_Stored rows_
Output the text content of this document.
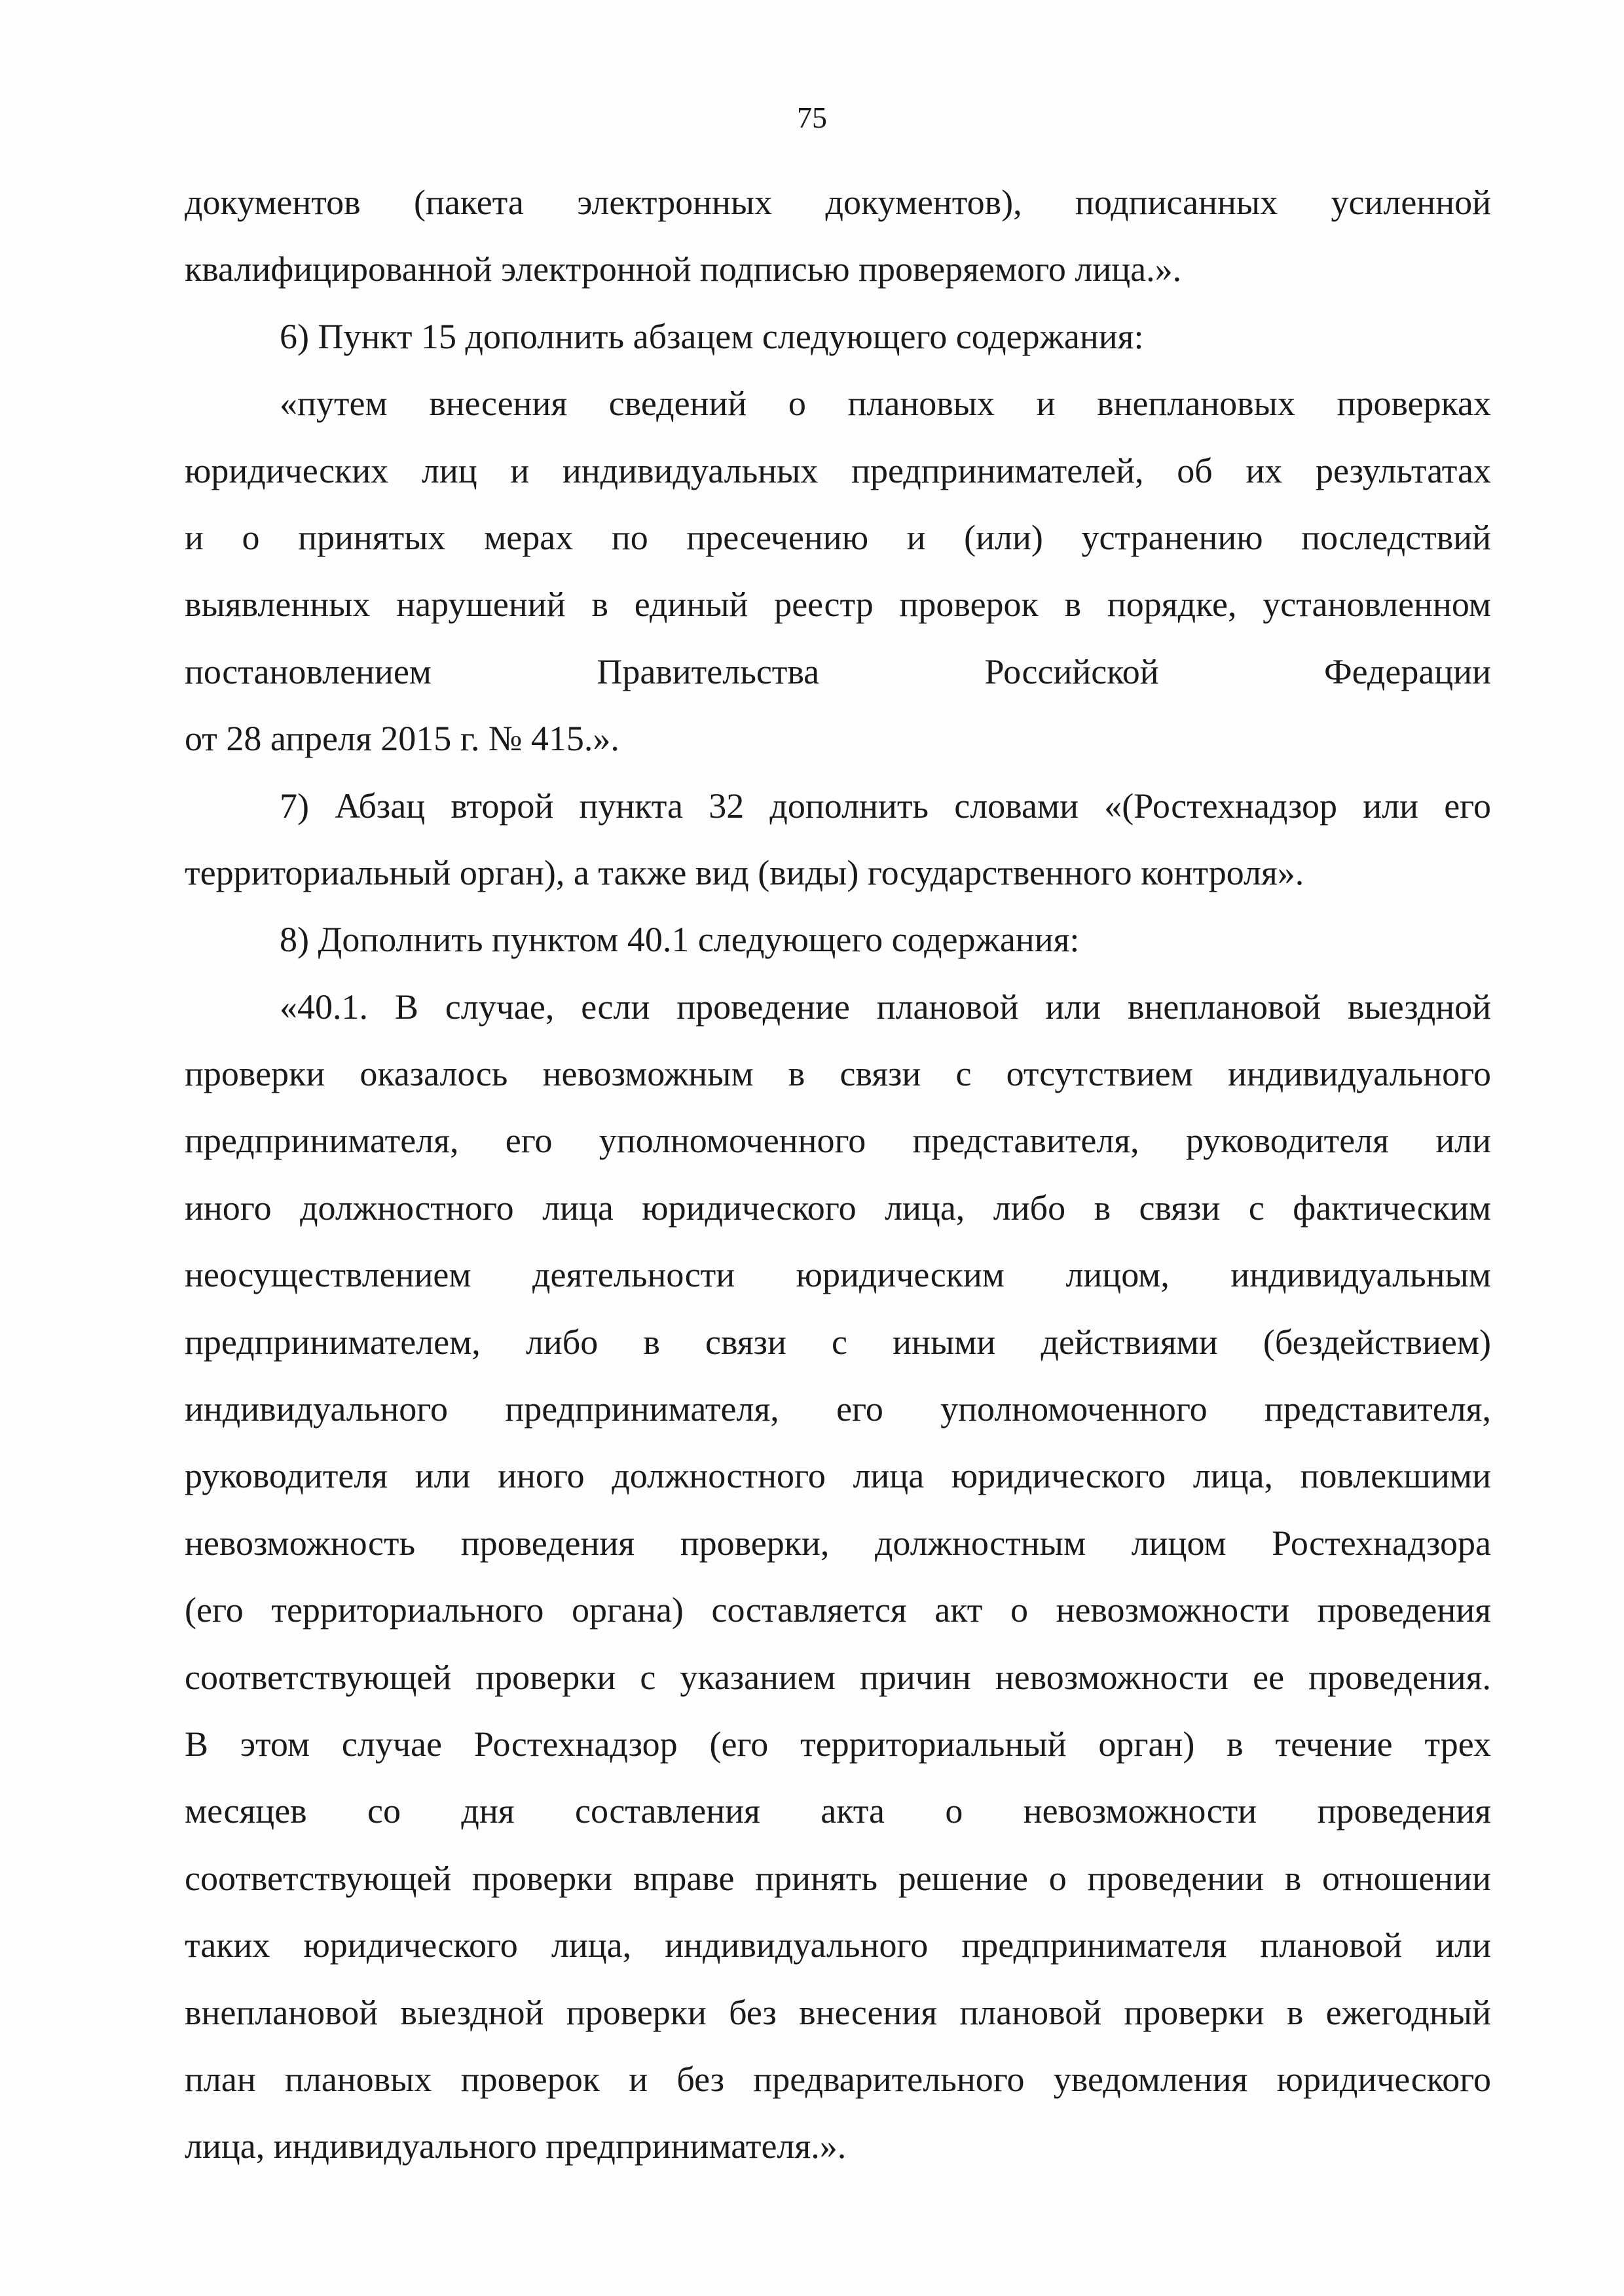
75
документов (пакета электронных документов), подписанных усиленной
квалифицированной электронной подписью проверяемого лица.».
6) Пункт 15 дополнить абзацем следующего содержания:
«путем внесения сведений о плановых и внеплановых проверках
юридических лиц и индивидуальных предпринимателей, об их результатах
и о принятых мерах по пресечению и (или) устранению последствий
выявленных нарушений в единый реестр проверок в порядке, установленном
постановлением Правительства Российской Федерации
от 28 апреля 2015 г. № 415.».
7) Абзац второй пункта 32 дополнить словами «(Ростехнадзор или его
территориальный орган), а также вид (виды) государственного контроля».
8) Дополнить пунктом 40.1 следующего содержания:
«40.1. В случае, если проведение плановой или внеплановой выездной
проверки оказалось невозможным в связи с отсутствием индивидуального
предпринимателя, его уполномоченного представителя, руководителя или
иного должностного лица юридического лица, либо в связи с фактическим
неосуществлением деятельности юридическим лицом, индивидуальным
предпринимателем, либо в связи с иными действиями (бездействием)
индивидуального предпринимателя, его уполномоченного представителя,
руководителя или иного должностного лица юридического лица, повлекшими
невозможность проведения проверки, должностным лицом Ростехнадзора
(его территориального органа) составляется акт о невозможности проведения
соответствующей проверки с указанием причин невозможности ее проведения.
В этом случае Ростехнадзор (его территориальный орган) в течение трех
месяцев со дня составления акта о невозможности проведения
соответствующей проверки вправе принять решение о проведении в отношении
таких юридического лица, индивидуального предпринимателя плановой или
внеплановой выездной проверки без внесения плановой проверки в ежегодный
план плановых проверок и без предварительного уведомления юридического
лица, индивидуального предпринимателя.».
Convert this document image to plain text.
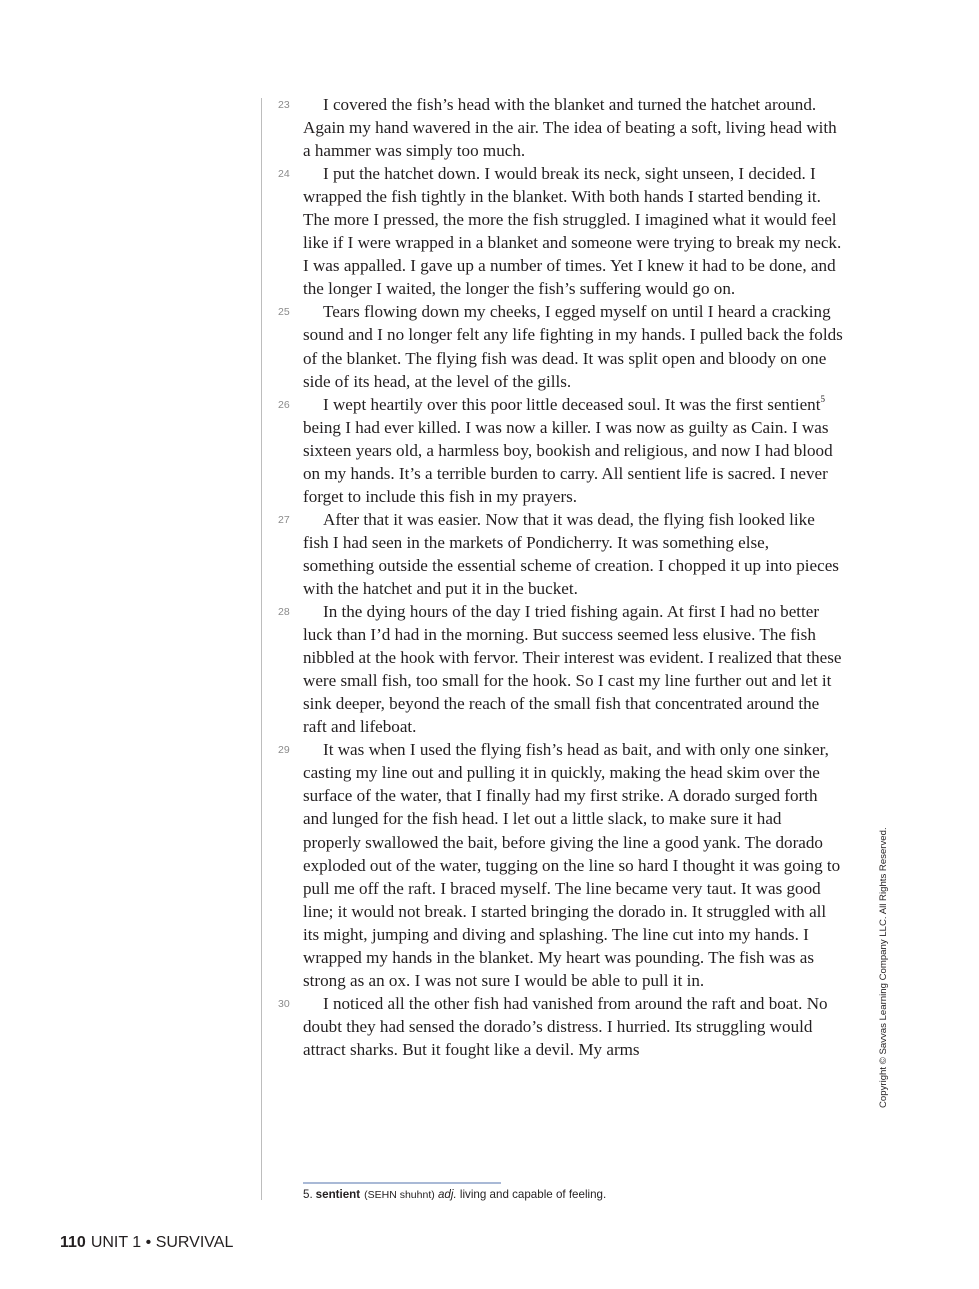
23 I covered the fish’s head with the blanket and turned the hatchet around. Again my hand wavered in the air. The idea of beating a soft, living head with a hammer was simply too much.

24 I put the hatchet down. I would break its neck, sight unseen, I decided. I wrapped the fish tightly in the blanket. With both hands I started bending it. The more I pressed, the more the fish struggled. I imagined what it would feel like if I were wrapped in a blanket and someone were trying to break my neck. I was appalled. I gave up a number of times. Yet I knew it had to be done, and the longer I waited, the longer the fish’s suffering would go on.

25 Tears flowing down my cheeks, I egged myself on until I heard a cracking sound and I no longer felt any life fighting in my hands. I pulled back the folds of the blanket. The flying fish was dead. It was split open and bloody on one side of its head, at the level of the gills.

26 I wept heartily over this poor little deceased soul. It was the first sentient$^5$ being I had ever killed. I was now a killer. I was now as guilty as Cain. I was sixteen years old, a harmless boy, bookish and religious, and now I had blood on my hands. It’s a terrible burden to carry. All sentient life is sacred. I never forget to include this fish in my prayers.

27 After that it was easier. Now that it was dead, the flying fish looked like fish I had seen in the markets of Pondicherry. It was something else, something outside the essential scheme of creation. I chopped it up into pieces with the hatchet and put it in the bucket.

28 In the dying hours of the day I tried fishing again. At first I had no better luck than I’d had in the morning. But success seemed less elusive. The fish nibbled at the hook with fervor. Their interest was evident. I realized that these were small fish, too small for the hook. So I cast my line further out and let it sink deeper, beyond the reach of the small fish that concentrated around the raft and lifeboat.

29 It was when I used the flying fish’s head as bait, and with only one sinker, casting my line out and pulling it in quickly, making the head skim over the surface of the water, that I finally had my first strike. A dorado surged forth and lunged for the fish head. I let out a little slack, to make sure it had properly swallowed the bait, before giving the line a good yank. The dorado exploded out of the water, tugging on the line so hard I thought it was going to pull me off the raft. I braced myself. The line became very taut. It was good line; it would not break. I started bringing the dorado in. It struggled with all its might, jumping and diving and splashing. The line cut into my hands. I wrapped my hands in the blanket. My heart was pounding. The fish was as strong as an ox. I was not sure I would be able to pull it in.

30 I noticed all the other fish had vanished from around the raft and boat. No doubt they had sensed the dorado’s distress. I hurried. Its struggling would attract sharks. But it fought like a devil. My arms

5. sentient (SEHN shuhnt) adj. living and capable of feeling.
Copyright © Savvas Learning Company LLC. All Rights Reserved.
110 UNIT 1 • SURVIVAL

_Job_
Quote the material in full and exactly; do not carry over its pictures.

_Finished exercise_
Output the text content of this document.
75
документов (пакета электронных документов), подписанных усиленной
квалифицированной электронной подписью проверяемого лица.».
6) Пункт 15 дополнить абзацем следующего содержания:
«путем внесения сведений о плановых и внеплановых проверках
юридических лиц и индивидуальных предпринимателей, об их результатах
и о принятых мерах по пресечению и (или) устранению последствий
выявленных нарушений в единый реестр проверок в порядке, установленном
постановлением Правительства Российской Федерации
от 28 апреля 2015 г. № 415.».
7) Абзац второй пункта 32 дополнить словами «(Ростехнадзор или его
территориальный орган), а также вид (виды) государственного контроля».
8) Дополнить пунктом 40.1 следующего содержания:
«40.1. В случае, если проведение плановой или внеплановой выездной
проверки оказалось невозможным в связи с отсутствием индивидуального
предпринимателя, его уполномоченного представителя, руководителя или
иного должностного лица юридического лица, либо в связи с фактическим
неосуществлением деятельности юридическим лицом, индивидуальным
предпринимателем, либо в связи с иными действиями (бездействием)
индивидуального предпринимателя, его уполномоченного представителя,
руководителя или иного должностного лица юридического лица, повлекшими
невозможность проведения проверки, должностным лицом Ростехнадзора
(его территориального органа) составляется акт о невозможности проведения
соответствующей проверки с указанием причин невозможности ее проведения.
В этом случае Ростехнадзор (его территориальный орган) в течение трех
месяцев со дня составления акта о невозможности проведения
соответствующей проверки вправе принять решение о проведении в отношении
таких юридического лица, индивидуального предпринимателя плановой или
внеплановой выездной проверки без внесения плановой проверки в ежегодный
план плановых проверок и без предварительного уведомления юридического
лица, индивидуального предпринимателя.».
Convert this document image to plain text.
23 I covered the fish’s head with the blanket and turned the hatchet around. Again my hand wavered in the air. The idea of beating a soft, living head with a hammer was simply too much.

24 I put the hatchet down. I would break its neck, sight unseen, I decided. I wrapped the fish tightly in the blanket. With both hands I started bending it. The more I pressed, the more the fish struggled. I imagined what it would feel like if I were wrapped in a blanket and someone were trying to break my neck. I was appalled. I gave up a number of times. Yet I knew it had to be done, and the longer I waited, the longer the fish’s suffering would go on.

25 Tears flowing down my cheeks, I egged myself on until I heard a cracking sound and I no longer felt any life fighting in my hands. I pulled back the folds of the blanket. The flying fish was dead. It was split open and bloody on one side of its head, at the level of the gills.

26 I wept heartily over this poor little deceased soul. It was the first sentient$^5$ being I had ever killed. I was now a killer. I was now as guilty as Cain. I was sixteen years old, a harmless boy, bookish and religious, and now I had blood on my hands. It’s a terrible burden to carry. All sentient life is sacred. I never forget to include this fish in my prayers.

27 After that it was easier. Now that it was dead, the flying fish looked like fish I had seen in the markets of Pondicherry. It was something else, something outside the essential scheme of creation. I chopped it up into pieces with the hatchet and put it in the bucket.

28 In the dying hours of the day I tried fishing again. At first I had no better luck than I’d had in the morning. But success seemed less elusive. The fish nibbled at the hook with fervor. Their interest was evident. I realized that these were small fish, too small for the hook. So I cast my line further out and let it sink deeper, beyond the reach of the small fish that concentrated around the raft and lifeboat.

29 It was when I used the flying fish’s head as bait, and with only one sinker, casting my line out and pulling it in quickly, making the head skim over the surface of the water, that I finally had my first strike. A dorado surged forth and lunged for the fish head. I let out a little slack, to make sure it had properly swallowed the bait, before giving the line a good yank. The dorado exploded out of the water, tugging on the line so hard I thought it was going to pull me off the raft. I braced myself. The line became very taut. It was good line; it would not break. I started bringing the dorado in. It struggled with all its might, jumping and diving and splashing. The line cut into my hands. I wrapped my hands in the blanket. My heart was pounding. The fish was as strong as an ox. I was not sure I would be able to pull it in.

30 I noticed all the other fish had vanished from around the raft and boat. No doubt they had sensed the dorado’s distress. I hurried. Its struggling would attract sharks. But it fought like a devil. My arms

5. sentient (SEHN shuhnt) adj. living and capable of feeling.
Copyright © Savvas Learning Company LLC. All Rights Reserved.
110 UNIT 1 • SURVIVAL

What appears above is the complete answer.